Where the word "Engine" occurs in a line, return that line.

◇ ◇ ◇

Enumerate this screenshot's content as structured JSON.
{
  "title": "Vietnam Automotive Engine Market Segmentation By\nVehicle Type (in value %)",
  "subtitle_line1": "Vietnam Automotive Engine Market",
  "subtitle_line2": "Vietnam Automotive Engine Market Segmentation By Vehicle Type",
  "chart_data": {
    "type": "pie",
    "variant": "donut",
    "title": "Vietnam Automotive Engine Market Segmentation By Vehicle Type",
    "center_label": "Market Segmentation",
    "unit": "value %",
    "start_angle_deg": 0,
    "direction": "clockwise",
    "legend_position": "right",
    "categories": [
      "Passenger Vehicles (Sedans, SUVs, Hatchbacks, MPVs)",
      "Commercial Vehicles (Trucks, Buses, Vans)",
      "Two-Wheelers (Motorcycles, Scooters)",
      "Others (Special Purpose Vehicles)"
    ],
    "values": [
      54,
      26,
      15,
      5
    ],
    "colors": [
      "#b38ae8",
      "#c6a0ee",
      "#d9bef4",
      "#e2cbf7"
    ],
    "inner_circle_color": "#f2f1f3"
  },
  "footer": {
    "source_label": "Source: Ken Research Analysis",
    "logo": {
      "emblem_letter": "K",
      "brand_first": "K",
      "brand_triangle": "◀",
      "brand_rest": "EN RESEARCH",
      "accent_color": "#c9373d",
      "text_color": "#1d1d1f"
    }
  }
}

◇ ◇ ◇

- **Final result**:
  "title": "Vietnam Automotive Engine Market Segmentation By\nVehicle Type (in value %)",
  "subtitle_line1": "Vietnam Automotive Engine Market",
  "subtitle_line2": "Vietnam Automotive Engine Market Segmentation By Vehicle Type",
    "title": "Vietnam Automotive Engine Market Segmentation By Vehicle Type",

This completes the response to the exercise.